### EXERCISE
List each line of the data that holds the string "отгрузки", please.

::: MATERIAL PROVIDED :::

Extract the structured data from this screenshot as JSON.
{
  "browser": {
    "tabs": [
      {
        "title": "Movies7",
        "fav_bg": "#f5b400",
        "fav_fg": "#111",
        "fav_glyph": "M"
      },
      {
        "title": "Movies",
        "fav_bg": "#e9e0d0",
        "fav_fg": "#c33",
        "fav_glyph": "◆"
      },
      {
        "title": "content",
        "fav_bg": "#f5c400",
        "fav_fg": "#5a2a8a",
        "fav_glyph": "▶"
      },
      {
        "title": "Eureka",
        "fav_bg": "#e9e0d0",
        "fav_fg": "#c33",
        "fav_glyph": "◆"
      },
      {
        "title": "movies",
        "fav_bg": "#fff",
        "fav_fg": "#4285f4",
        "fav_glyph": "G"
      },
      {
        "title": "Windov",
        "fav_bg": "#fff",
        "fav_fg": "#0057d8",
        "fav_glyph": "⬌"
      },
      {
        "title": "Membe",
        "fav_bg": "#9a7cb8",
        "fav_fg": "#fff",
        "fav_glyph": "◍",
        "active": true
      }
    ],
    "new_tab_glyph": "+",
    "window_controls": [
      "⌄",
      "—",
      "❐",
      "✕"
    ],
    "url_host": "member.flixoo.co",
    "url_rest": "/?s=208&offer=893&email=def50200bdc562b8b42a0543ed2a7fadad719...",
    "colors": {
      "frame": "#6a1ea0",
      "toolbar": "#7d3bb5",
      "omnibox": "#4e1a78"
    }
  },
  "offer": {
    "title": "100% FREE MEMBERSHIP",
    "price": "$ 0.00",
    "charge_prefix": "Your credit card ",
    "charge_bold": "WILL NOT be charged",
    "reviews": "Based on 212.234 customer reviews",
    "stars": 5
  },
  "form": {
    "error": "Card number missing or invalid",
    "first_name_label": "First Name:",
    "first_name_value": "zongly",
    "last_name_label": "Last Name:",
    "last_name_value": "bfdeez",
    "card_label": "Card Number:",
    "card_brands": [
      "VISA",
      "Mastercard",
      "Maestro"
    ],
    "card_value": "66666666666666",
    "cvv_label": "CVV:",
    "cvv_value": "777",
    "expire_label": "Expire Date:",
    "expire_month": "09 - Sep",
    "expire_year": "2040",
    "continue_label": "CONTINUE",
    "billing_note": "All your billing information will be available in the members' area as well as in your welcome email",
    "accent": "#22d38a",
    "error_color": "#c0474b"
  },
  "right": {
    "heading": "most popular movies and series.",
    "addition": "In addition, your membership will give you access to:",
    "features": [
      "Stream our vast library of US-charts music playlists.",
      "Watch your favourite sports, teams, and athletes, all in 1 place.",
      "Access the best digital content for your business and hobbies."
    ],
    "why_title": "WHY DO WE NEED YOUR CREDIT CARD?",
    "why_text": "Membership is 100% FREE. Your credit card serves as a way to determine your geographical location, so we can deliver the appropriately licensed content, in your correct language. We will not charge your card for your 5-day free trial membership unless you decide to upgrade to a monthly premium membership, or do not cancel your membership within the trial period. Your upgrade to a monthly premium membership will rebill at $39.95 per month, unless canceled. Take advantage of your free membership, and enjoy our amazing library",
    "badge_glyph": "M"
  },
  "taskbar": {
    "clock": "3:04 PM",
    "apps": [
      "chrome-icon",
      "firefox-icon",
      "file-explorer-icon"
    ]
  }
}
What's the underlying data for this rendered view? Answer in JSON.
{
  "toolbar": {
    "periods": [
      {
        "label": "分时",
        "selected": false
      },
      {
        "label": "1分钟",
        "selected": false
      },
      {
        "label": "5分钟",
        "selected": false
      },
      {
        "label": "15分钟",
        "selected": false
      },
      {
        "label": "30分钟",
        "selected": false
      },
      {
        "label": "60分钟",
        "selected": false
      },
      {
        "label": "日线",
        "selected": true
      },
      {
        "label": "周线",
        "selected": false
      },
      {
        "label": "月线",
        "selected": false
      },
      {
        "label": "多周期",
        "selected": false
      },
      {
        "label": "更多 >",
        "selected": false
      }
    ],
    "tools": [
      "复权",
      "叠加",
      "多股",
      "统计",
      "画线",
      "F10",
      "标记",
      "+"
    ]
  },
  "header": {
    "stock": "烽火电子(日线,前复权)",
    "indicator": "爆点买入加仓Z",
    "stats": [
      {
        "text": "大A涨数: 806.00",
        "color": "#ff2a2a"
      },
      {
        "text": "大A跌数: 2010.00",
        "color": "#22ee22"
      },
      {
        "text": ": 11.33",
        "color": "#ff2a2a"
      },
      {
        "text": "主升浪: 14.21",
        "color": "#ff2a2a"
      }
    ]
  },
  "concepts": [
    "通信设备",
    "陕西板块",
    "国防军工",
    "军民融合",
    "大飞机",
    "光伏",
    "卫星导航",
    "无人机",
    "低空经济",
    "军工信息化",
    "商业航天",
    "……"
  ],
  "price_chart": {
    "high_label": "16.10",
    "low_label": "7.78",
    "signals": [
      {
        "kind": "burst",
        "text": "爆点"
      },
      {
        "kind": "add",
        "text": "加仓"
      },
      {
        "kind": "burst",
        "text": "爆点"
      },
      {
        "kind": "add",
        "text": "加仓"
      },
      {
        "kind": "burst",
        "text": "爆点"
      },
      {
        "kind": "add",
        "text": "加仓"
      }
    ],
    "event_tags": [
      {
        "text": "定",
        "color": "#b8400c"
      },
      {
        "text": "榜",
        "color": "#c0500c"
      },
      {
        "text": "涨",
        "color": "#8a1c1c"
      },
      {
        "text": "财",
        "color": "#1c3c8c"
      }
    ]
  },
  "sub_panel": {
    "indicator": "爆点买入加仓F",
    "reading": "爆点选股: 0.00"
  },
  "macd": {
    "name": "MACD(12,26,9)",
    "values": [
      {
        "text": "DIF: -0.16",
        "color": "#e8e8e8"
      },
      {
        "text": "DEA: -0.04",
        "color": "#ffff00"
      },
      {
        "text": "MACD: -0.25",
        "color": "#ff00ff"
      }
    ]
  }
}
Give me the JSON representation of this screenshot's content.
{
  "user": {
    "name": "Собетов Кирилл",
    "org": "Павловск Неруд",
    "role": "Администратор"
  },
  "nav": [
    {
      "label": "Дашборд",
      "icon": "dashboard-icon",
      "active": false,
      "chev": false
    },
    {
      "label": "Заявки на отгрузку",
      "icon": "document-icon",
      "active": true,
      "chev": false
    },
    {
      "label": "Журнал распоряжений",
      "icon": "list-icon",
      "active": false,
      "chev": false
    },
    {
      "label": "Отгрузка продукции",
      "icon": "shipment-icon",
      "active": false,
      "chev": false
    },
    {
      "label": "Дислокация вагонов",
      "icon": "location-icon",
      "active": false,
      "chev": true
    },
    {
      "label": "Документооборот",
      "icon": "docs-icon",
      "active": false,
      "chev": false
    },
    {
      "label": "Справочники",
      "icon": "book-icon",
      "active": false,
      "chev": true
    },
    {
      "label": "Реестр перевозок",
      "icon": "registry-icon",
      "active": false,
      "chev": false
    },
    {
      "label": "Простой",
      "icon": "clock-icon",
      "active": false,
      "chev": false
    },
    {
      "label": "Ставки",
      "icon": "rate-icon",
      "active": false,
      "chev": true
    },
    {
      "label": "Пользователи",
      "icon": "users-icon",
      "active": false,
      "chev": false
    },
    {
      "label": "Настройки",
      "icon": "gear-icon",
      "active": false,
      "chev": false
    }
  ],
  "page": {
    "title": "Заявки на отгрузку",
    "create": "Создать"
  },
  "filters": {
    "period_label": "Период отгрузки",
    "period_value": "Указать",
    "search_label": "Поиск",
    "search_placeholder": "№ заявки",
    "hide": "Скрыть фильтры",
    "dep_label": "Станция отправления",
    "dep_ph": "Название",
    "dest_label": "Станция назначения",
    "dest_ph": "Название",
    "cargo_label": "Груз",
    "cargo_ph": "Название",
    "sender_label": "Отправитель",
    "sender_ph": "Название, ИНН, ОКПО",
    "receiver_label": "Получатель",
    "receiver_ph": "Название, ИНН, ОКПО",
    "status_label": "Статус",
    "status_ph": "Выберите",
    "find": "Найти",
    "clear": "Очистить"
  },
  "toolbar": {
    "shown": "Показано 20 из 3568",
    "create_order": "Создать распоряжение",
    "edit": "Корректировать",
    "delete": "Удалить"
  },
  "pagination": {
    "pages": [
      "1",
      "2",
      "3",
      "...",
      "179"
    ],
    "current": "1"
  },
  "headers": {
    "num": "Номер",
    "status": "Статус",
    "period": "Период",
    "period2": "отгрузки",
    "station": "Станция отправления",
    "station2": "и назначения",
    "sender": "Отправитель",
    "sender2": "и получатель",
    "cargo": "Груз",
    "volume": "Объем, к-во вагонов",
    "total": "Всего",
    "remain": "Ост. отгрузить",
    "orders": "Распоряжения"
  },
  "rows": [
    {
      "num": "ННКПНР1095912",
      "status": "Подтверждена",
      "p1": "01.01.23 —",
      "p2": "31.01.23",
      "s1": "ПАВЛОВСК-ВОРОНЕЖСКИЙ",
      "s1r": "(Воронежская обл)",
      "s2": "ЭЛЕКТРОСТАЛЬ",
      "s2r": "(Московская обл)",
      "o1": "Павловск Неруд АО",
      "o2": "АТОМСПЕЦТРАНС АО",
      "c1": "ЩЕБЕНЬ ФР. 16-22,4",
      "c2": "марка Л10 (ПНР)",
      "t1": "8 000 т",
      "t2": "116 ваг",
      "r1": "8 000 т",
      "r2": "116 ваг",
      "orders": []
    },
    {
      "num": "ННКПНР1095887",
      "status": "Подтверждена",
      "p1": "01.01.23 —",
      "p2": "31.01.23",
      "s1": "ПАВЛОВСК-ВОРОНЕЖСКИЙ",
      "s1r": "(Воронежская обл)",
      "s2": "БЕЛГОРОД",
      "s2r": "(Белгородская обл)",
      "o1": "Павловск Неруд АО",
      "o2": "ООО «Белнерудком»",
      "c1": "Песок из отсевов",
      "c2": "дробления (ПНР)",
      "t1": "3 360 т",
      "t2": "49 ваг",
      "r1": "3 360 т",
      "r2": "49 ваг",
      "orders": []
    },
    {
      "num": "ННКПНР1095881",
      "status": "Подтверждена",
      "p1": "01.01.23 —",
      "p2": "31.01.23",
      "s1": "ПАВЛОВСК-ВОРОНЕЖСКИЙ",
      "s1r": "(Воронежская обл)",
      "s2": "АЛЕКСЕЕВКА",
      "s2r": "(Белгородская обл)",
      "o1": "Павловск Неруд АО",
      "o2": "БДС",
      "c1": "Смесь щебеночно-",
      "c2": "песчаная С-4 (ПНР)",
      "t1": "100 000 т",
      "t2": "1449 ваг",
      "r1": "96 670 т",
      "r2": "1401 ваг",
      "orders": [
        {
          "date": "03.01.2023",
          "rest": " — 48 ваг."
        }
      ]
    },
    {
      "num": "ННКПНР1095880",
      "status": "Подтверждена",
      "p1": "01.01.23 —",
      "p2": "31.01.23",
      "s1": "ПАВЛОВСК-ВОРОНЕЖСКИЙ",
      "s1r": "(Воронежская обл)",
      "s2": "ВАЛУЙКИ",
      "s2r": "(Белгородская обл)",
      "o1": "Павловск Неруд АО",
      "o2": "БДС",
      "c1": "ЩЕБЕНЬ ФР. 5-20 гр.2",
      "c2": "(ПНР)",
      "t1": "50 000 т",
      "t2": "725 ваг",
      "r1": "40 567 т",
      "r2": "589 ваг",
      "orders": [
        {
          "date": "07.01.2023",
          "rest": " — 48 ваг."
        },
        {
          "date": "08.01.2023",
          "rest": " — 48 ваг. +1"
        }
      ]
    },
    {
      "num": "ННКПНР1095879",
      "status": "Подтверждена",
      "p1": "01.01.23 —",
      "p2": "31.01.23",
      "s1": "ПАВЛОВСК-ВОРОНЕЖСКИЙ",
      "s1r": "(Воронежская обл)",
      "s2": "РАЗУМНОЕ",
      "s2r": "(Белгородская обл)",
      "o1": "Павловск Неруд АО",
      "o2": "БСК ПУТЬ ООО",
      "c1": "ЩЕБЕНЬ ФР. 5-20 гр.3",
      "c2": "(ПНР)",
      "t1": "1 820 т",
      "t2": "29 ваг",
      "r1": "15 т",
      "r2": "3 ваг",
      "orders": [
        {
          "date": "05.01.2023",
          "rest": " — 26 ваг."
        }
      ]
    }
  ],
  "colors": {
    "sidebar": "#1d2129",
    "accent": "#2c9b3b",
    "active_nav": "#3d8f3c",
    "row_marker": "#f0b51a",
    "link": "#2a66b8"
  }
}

:::

### FULL OUTPUT
    "period_label": "Период отгрузки",
    "period2": "отгрузки",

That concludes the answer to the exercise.